[Box coordinate listings]
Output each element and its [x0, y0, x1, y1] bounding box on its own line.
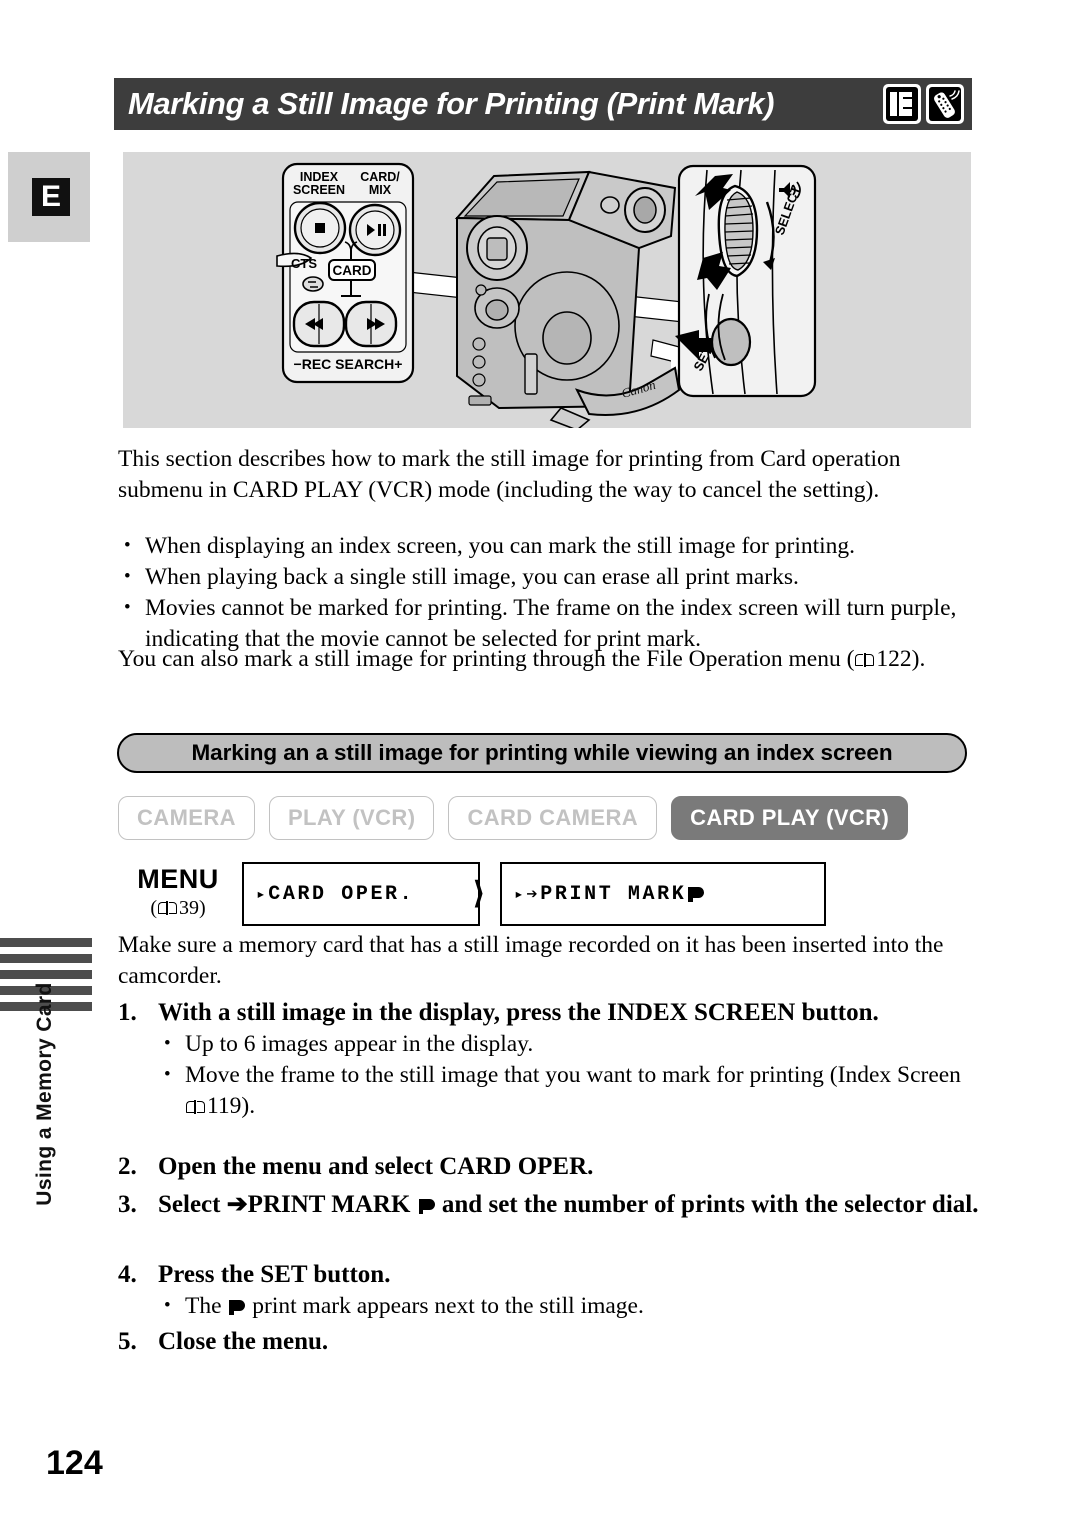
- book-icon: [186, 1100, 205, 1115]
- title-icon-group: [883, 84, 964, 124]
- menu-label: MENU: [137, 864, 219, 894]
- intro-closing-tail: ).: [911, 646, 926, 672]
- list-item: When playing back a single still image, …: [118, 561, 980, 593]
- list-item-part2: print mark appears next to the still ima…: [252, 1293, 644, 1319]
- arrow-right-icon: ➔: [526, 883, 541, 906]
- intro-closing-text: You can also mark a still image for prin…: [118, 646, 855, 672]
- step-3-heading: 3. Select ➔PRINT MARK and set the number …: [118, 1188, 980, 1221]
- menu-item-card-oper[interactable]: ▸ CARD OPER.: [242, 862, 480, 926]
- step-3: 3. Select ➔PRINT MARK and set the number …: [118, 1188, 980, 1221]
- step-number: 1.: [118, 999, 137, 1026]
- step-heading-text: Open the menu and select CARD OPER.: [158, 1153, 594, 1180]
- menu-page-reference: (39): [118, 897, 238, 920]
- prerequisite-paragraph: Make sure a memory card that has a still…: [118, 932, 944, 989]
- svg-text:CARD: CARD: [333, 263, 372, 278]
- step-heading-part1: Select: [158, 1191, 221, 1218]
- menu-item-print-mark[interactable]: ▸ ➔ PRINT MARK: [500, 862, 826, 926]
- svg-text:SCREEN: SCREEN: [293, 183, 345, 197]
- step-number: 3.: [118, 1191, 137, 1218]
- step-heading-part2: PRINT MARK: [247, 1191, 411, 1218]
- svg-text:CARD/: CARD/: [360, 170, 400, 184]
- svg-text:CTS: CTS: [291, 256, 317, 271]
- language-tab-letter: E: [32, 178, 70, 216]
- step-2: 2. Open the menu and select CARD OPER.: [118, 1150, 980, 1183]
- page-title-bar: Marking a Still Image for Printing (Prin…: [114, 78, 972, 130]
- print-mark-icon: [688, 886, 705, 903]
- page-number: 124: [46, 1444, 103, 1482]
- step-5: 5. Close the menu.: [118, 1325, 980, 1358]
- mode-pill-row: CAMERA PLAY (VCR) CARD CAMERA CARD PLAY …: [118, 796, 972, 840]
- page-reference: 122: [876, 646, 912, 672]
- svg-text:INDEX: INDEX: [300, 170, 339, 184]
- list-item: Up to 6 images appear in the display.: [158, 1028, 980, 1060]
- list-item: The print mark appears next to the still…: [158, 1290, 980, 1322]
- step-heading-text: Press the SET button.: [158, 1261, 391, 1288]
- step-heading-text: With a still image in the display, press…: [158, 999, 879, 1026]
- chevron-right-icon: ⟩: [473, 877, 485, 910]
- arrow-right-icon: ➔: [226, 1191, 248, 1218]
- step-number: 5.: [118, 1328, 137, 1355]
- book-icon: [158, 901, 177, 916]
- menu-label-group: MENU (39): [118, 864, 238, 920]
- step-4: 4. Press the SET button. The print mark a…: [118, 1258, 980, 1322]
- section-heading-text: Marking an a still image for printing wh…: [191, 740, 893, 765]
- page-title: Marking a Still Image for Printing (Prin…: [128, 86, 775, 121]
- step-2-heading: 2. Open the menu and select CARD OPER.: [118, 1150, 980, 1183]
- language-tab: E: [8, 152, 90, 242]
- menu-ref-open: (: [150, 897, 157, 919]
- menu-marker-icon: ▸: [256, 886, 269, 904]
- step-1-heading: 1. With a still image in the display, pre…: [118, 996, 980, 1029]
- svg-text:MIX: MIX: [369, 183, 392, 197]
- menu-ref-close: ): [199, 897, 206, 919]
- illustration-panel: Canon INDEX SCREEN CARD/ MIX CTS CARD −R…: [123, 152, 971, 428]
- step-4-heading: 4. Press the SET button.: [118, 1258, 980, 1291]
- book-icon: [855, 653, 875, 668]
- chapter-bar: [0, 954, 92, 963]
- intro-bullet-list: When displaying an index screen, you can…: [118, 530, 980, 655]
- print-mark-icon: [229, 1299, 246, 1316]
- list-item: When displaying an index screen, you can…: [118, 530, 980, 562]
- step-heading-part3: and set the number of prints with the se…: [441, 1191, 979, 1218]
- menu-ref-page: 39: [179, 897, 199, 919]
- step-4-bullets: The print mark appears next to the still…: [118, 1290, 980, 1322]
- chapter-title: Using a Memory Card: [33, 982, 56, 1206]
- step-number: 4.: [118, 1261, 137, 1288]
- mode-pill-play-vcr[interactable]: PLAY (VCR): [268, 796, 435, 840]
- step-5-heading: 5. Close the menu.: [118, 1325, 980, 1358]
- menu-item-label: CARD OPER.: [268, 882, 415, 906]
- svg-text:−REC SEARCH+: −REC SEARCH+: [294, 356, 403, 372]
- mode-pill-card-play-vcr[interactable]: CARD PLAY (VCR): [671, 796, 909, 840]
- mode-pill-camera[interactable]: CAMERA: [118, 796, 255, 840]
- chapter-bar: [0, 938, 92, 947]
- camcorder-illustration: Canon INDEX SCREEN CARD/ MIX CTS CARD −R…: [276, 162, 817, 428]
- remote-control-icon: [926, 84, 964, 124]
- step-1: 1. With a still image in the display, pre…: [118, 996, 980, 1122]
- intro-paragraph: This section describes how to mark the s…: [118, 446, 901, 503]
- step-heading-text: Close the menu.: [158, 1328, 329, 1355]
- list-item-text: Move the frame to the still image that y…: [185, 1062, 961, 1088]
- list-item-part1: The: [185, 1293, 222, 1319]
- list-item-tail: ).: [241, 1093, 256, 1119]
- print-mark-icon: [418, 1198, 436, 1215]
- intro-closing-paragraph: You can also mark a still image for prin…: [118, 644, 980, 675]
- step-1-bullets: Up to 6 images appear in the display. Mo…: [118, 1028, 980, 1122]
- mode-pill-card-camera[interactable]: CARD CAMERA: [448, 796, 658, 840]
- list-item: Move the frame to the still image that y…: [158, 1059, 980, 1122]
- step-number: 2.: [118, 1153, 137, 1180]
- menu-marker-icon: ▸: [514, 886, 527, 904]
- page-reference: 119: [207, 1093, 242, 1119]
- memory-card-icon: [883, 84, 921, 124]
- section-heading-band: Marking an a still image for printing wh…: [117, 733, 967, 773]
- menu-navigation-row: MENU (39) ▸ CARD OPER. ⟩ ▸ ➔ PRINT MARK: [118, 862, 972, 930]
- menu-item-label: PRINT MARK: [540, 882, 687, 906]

Exercise requirements: Return every line of the material above word for word, leaving out the pictures.

Result for this exercise:
Output each element and its [x0, y0, x1, y1] bounding box on its own line.
- book-icon: [186, 1100, 205, 1115]
- title-icon-group: [883, 84, 964, 124]
- menu-label: MENU: [137, 864, 219, 894]
- intro-closing-tail: ).: [911, 646, 926, 672]
- list-item: When playing back a single still image, …: [118, 561, 980, 593]
- list-item-part2: print mark appears next to the still ima…: [252, 1293, 644, 1319]
- arrow-right-icon: ➔: [526, 883, 541, 906]
- intro-closing-text: You can also mark a still image for prin…: [118, 646, 855, 672]
- step-3-heading: 3. Select ➔PRINT MARK and set the number …: [118, 1188, 980, 1221]
- menu-item-card-oper[interactable]: ▸ CARD OPER.: [242, 862, 480, 926]
- step-3: 3. Select ➔PRINT MARK and set the number …: [118, 1188, 980, 1221]
- step-number: 1.: [118, 999, 137, 1026]
- step-heading-text: Open the menu and select CARD OPER.: [158, 1153, 594, 1180]
- menu-page-reference: (39): [118, 897, 238, 920]
- prerequisite-paragraph: Make sure a memory card that has a still…: [118, 932, 944, 989]
- svg-text:CARD: CARD: [333, 263, 372, 278]
- step-heading-part1: Select: [158, 1191, 221, 1218]
- menu-item-print-mark[interactable]: ▸ ➔ PRINT MARK: [500, 862, 826, 926]
- svg-text:SCREEN: SCREEN: [293, 183, 345, 197]
- step-number: 3.: [118, 1191, 137, 1218]
- step-heading-part2: PRINT MARK: [247, 1191, 411, 1218]
- svg-text:CARD/: CARD/: [360, 170, 400, 184]
- svg-text:CTS: CTS: [291, 256, 317, 271]
- language-tab-letter: E: [32, 178, 70, 216]
- step-2: 2. Open the menu and select CARD OPER.: [118, 1150, 980, 1183]
- page-title-bar: Marking a Still Image for Printing (Prin…: [114, 78, 972, 130]
- print-mark-icon: [688, 886, 705, 903]
- page-number: 124: [46, 1444, 103, 1482]
- step-5: 5. Close the menu.: [118, 1325, 980, 1358]
- mode-pill-row: CAMERA PLAY (VCR) CARD CAMERA CARD PLAY …: [118, 796, 972, 840]
- page-reference: 122: [876, 646, 912, 672]
- svg-text:INDEX: INDEX: [300, 170, 339, 184]
- list-item: Up to 6 images appear in the display.: [158, 1028, 980, 1060]
- list-item: The print mark appears next to the still…: [158, 1290, 980, 1322]
- step-heading-text: Press the SET button.: [158, 1261, 391, 1288]
- step-heading-text: With a still image in the display, press…: [158, 999, 879, 1026]
- chevron-right-icon: ⟩: [473, 877, 485, 910]
- arrow-right-icon: ➔: [226, 1191, 248, 1218]
- step-number: 5.: [118, 1328, 137, 1355]
- book-icon: [158, 901, 177, 916]
- menu-label-group: MENU (39): [118, 864, 238, 920]
- step-4: 4. Press the SET button. The print mark a…: [118, 1258, 980, 1322]
- section-heading-text: Marking an a still image for printing wh…: [191, 740, 893, 765]
- page-title: Marking a Still Image for Printing (Prin…: [128, 86, 775, 121]
- step-2-heading: 2. Open the menu and select CARD OPER.: [118, 1150, 980, 1183]
- language-tab: E: [8, 152, 90, 242]
- menu-ref-open: (: [150, 897, 157, 919]
- menu-marker-icon: ▸: [256, 886, 269, 904]
- step-1-heading: 1. With a still image in the display, pre…: [118, 996, 980, 1029]
- svg-text:MIX: MIX: [369, 183, 392, 197]
- menu-ref-close: ): [199, 897, 206, 919]
- illustration-panel: Canon INDEX SCREEN CARD/ MIX CTS CARD −R…: [123, 152, 971, 428]
- step-4-heading: 4. Press the SET button.: [118, 1258, 980, 1291]
- book-icon: [855, 653, 875, 668]
- chapter-bar: [0, 954, 92, 963]
- intro-bullet-list: When displaying an index screen, you can…: [118, 530, 980, 655]
- print-mark-icon: [229, 1299, 246, 1316]
- list-item: When displaying an index screen, you can…: [118, 530, 980, 562]
- step-heading-part3: and set the number of prints with the se…: [441, 1191, 979, 1218]
- menu-ref-page: 39: [179, 897, 199, 919]
- step-4-bullets: The print mark appears next to the still…: [118, 1290, 980, 1322]
- chapter-title: Using a Memory Card: [33, 982, 56, 1206]
- step-number: 4.: [118, 1261, 137, 1288]
- mode-pill-play-vcr[interactable]: PLAY (VCR): [268, 796, 435, 840]
- step-5-heading: 5. Close the menu.: [118, 1325, 980, 1358]
- menu-item-label: CARD OPER.: [268, 882, 415, 906]
- svg-text:−REC SEARCH+: −REC SEARCH+: [294, 356, 403, 372]
- mode-pill-card-play-vcr[interactable]: CARD PLAY (VCR): [671, 796, 909, 840]
- mode-pill-camera[interactable]: CAMERA: [118, 796, 255, 840]
- chapter-bar: [0, 938, 92, 947]
- camcorder-illustration: Canon INDEX SCREEN CARD/ MIX CTS CARD −R…: [276, 162, 817, 428]
- remote-control-icon: [926, 84, 964, 124]
- step-1: 1. With a still image in the display, pre…: [118, 996, 980, 1122]
- intro-paragraph: This section describes how to mark the s…: [118, 446, 901, 503]
- step-heading-text: Close the menu.: [158, 1328, 329, 1355]
- list-item-text: Move the frame to the still image that y…: [185, 1062, 961, 1088]
- list-item-part1: The: [185, 1293, 222, 1319]
- list-item-tail: ).: [241, 1093, 256, 1119]
- print-mark-icon: [418, 1198, 436, 1215]
- intro-closing-paragraph: You can also mark a still image for prin…: [118, 644, 980, 675]
- step-1-bullets: Up to 6 images appear in the display. Mo…: [118, 1028, 980, 1122]
- mode-pill-card-camera[interactable]: CARD CAMERA: [448, 796, 658, 840]
- list-item: Move the frame to the still image that y…: [158, 1059, 980, 1122]
- step-number: 2.: [118, 1153, 137, 1180]
- menu-marker-icon: ▸: [514, 886, 527, 904]
- page-reference: 119: [207, 1093, 242, 1119]
- memory-card-icon: [883, 84, 921, 124]
- section-heading-band: Marking an a still image for printing wh…: [117, 733, 967, 773]
- menu-navigation-row: MENU (39) ▸ CARD OPER. ⟩ ▸ ➔ PRINT MARK: [118, 862, 972, 930]
- menu-item-label: PRINT MARK: [540, 882, 687, 906]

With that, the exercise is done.